• Task brief: Under this task are some entries; return every one of them exactly.

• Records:
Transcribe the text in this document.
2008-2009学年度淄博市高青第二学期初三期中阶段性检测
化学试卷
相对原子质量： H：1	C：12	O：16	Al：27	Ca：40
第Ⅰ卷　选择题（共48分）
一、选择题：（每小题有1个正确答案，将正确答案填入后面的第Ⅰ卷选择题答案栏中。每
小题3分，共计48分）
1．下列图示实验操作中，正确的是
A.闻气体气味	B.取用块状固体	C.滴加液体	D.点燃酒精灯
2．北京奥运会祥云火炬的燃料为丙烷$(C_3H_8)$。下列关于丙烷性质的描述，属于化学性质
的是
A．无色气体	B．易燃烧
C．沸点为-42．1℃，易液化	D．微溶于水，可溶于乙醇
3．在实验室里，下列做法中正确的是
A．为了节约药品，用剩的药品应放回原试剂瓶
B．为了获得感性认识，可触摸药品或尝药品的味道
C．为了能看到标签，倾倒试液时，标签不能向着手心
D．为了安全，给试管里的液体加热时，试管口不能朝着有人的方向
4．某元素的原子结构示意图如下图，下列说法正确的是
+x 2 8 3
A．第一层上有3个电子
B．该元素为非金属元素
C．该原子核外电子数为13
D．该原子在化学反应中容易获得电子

• Task output:
Transcribe the text in this document.
2008-2009学年度淄博市高青第二学期初三期中阶段性检测
化学试卷
相对原子质量： H：1	C：12	O：16	Al：27	Ca：40
第Ⅰ卷　选择题（共48分）
一、选择题：（每小题有1个正确答案，将正确答案填入后面的第Ⅰ卷选择题答案栏中。每
小题3分，共计48分）
1．下列图示实验操作中，正确的是
A.闻气体气味	B.取用块状固体	C.滴加液体	D.点燃酒精灯
2．北京奥运会祥云火炬的燃料为丙烷$(C_3H_8)$。下列关于丙烷性质的描述，属于化学性质
的是
A．无色气体	B．易燃烧
C．沸点为-42．1℃，易液化	D．微溶于水，可溶于乙醇
3．在实验室里，下列做法中正确的是
A．为了节约药品，用剩的药品应放回原试剂瓶
B．为了获得感性认识，可触摸药品或尝药品的味道
C．为了能看到标签，倾倒试液时，标签不能向着手心
D．为了安全，给试管里的液体加热时，试管口不能朝着有人的方向
4．某元素的原子结构示意图如下图，下列说法正确的是
+x 2 8 3
A．第一层上有3个电子
B．该元素为非金属元素
C．该原子核外电子数为13
D．该原子在化学反应中容易获得电子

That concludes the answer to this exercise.